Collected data
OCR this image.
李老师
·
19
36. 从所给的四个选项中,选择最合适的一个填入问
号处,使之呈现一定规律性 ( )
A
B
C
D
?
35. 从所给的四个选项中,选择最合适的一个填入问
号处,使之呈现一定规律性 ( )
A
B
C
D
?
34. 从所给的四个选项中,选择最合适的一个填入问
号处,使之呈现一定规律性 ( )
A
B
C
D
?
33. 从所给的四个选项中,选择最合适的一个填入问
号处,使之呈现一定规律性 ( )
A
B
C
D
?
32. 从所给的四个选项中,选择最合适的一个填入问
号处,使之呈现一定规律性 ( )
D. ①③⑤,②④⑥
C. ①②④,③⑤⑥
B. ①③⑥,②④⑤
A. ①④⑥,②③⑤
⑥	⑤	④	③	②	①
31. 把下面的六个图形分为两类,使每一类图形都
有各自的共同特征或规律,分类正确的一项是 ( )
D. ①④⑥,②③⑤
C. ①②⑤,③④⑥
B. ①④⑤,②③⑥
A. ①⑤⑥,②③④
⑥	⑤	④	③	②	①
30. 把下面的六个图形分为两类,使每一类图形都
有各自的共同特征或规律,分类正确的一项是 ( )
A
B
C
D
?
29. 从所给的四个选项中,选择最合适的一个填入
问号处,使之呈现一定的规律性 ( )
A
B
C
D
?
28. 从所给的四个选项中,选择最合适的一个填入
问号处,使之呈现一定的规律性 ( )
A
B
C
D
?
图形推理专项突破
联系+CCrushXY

---

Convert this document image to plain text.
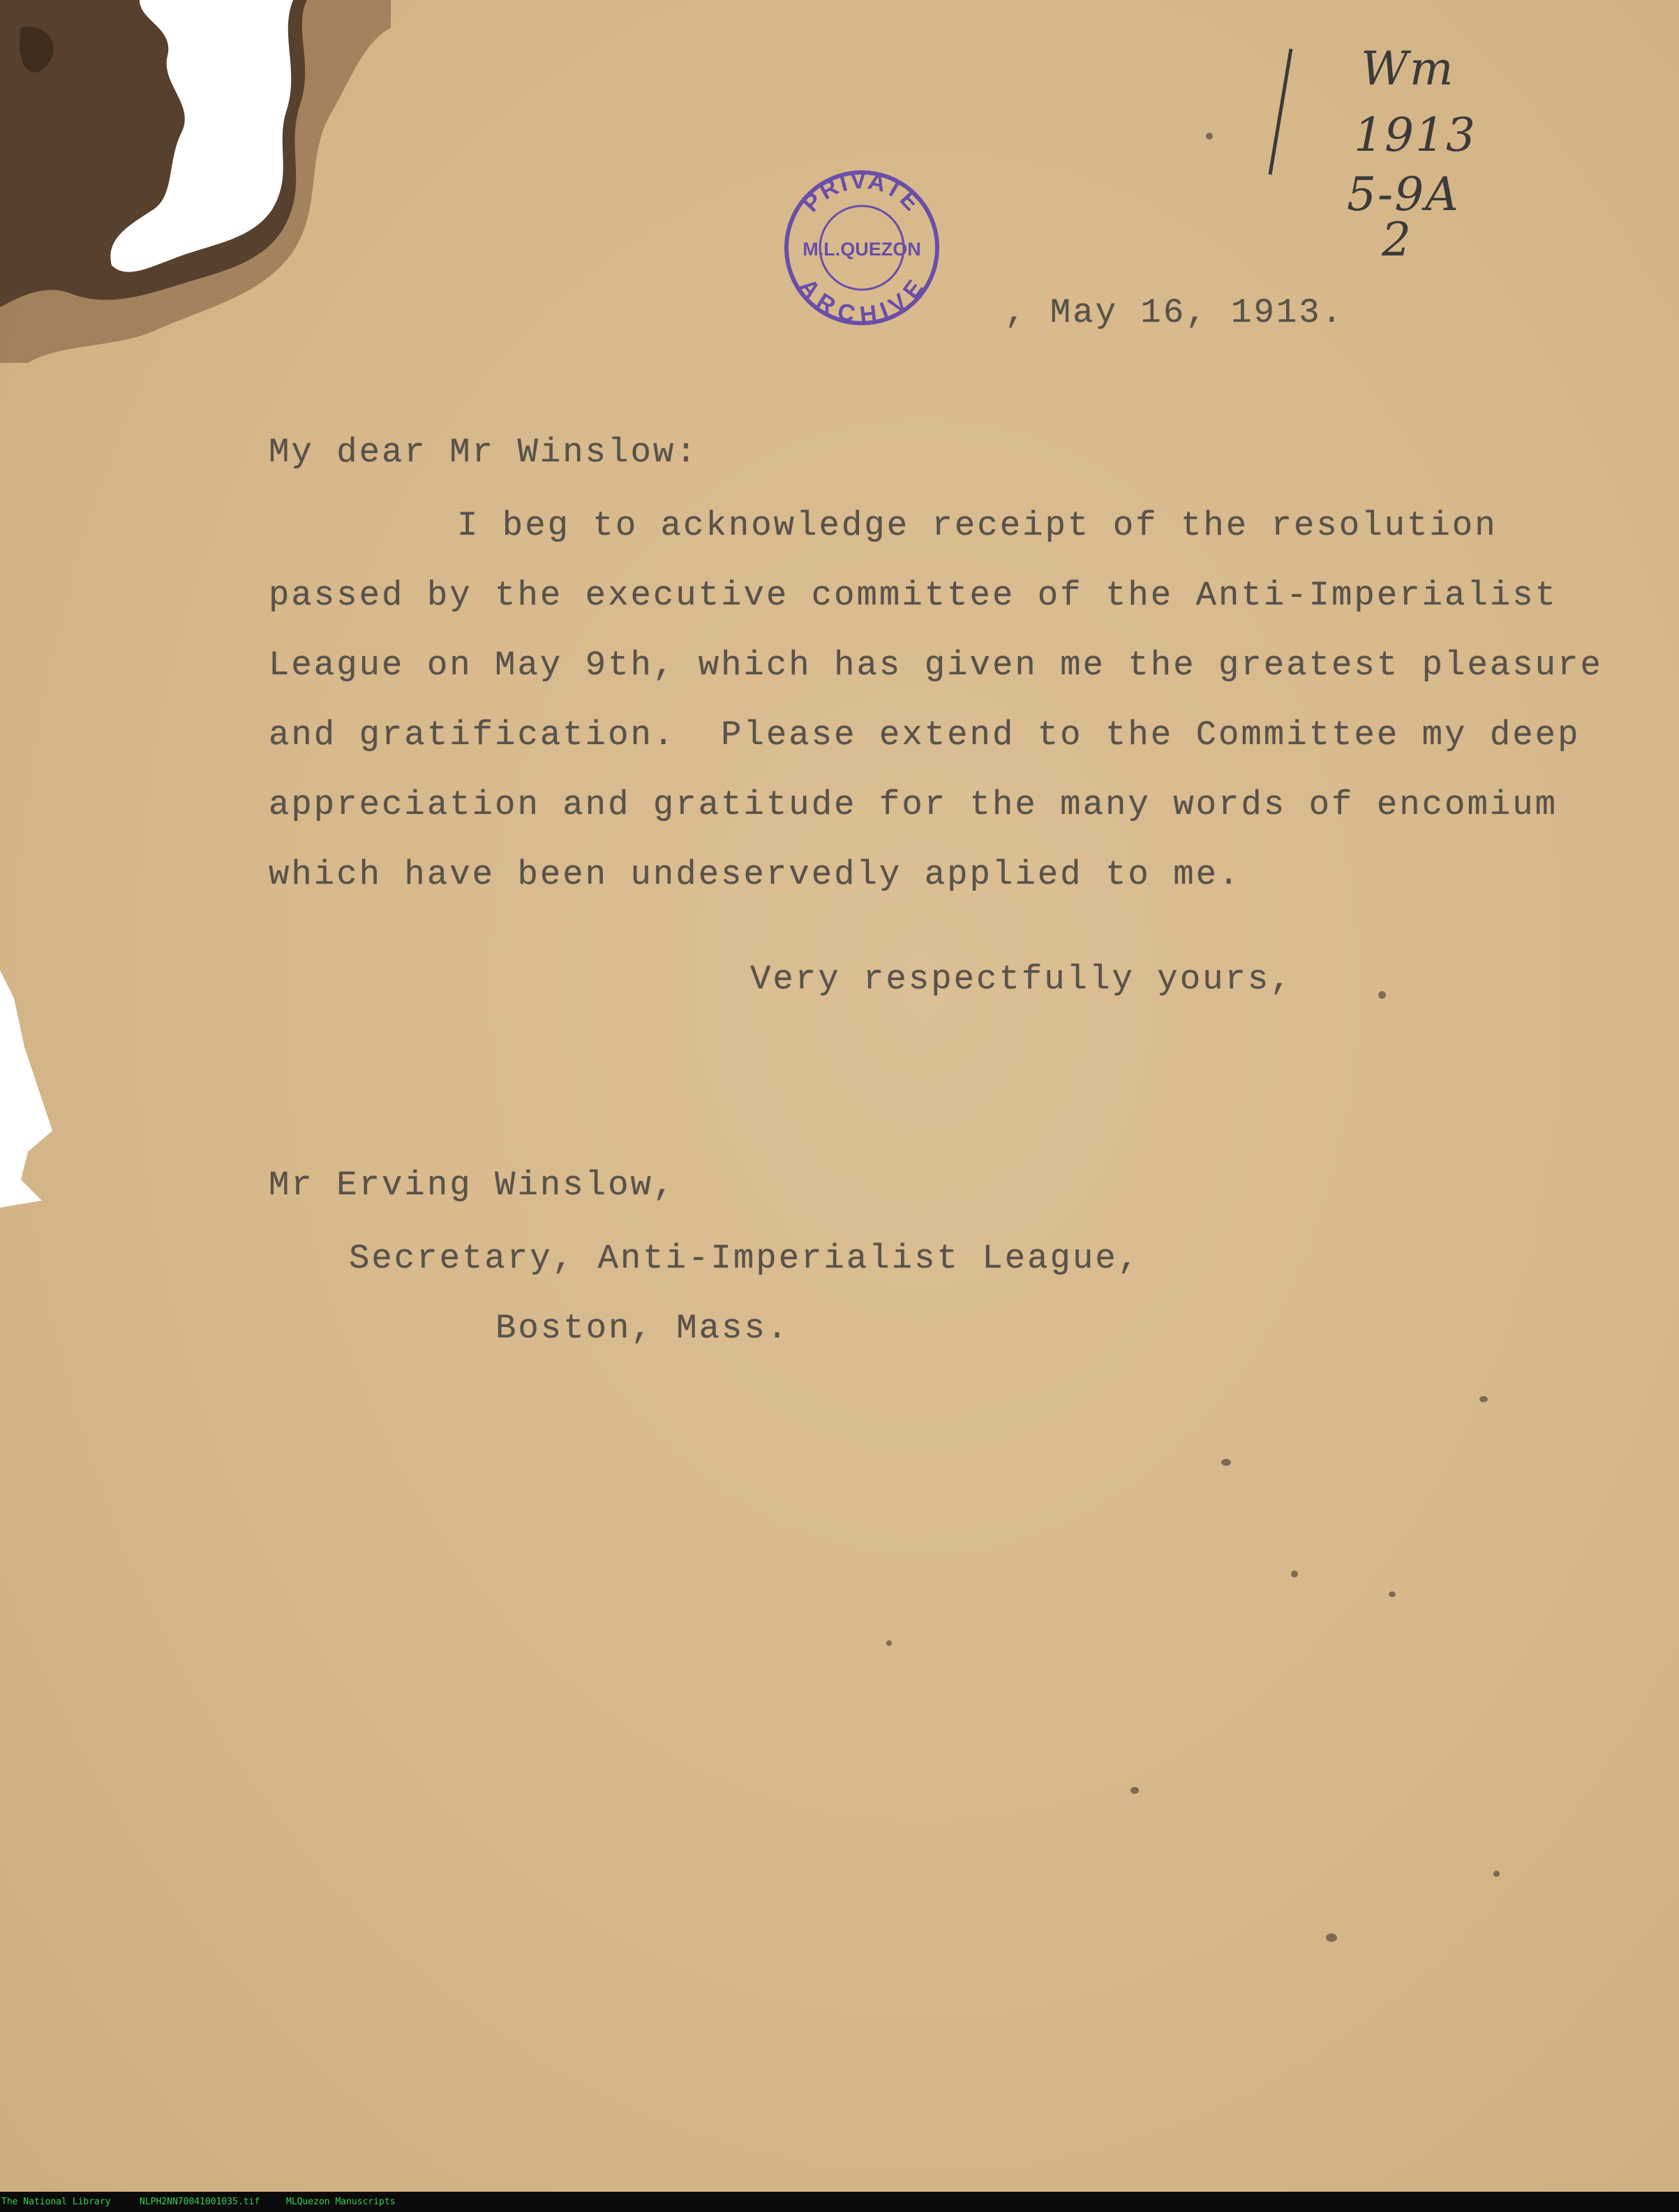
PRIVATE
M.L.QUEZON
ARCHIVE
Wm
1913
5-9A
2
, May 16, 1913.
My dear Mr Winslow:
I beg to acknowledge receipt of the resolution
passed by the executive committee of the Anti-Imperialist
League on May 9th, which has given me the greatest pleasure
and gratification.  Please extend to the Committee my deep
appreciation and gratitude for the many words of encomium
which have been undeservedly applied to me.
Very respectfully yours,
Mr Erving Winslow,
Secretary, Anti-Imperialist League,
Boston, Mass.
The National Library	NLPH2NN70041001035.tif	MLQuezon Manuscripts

...

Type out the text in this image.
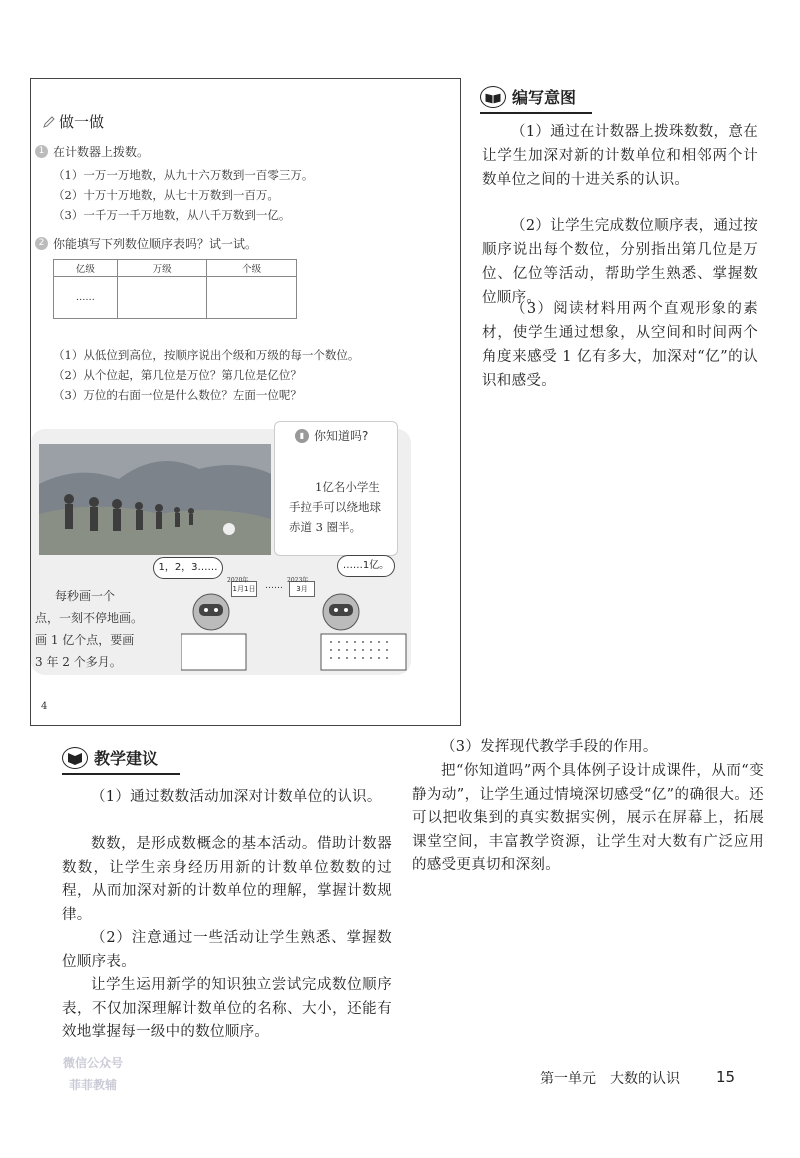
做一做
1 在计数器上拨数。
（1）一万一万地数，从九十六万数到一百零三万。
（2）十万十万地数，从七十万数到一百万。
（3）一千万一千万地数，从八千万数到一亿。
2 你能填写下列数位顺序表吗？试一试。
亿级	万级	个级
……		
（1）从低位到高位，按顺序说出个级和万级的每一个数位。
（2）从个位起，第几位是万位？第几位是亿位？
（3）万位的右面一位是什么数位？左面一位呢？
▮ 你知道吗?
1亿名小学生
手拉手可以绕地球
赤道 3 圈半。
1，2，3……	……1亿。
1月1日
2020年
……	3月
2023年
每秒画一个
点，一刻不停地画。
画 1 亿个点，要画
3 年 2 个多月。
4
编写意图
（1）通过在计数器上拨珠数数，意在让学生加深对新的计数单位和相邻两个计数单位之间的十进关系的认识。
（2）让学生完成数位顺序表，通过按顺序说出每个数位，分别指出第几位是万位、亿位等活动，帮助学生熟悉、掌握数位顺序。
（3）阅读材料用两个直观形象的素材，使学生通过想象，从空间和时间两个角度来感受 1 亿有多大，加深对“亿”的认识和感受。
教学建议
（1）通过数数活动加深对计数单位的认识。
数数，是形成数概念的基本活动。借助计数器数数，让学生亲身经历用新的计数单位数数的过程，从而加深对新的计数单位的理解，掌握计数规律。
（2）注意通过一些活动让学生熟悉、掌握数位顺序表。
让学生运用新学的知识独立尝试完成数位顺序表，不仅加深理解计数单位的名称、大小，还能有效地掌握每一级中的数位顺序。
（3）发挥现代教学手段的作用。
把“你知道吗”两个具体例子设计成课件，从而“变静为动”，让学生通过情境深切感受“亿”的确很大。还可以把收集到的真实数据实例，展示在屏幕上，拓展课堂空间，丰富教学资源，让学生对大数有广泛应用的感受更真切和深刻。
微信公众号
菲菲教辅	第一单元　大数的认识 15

Task statement>
Output nothing but the number of lines in the data containing the string "League".

Full output>
2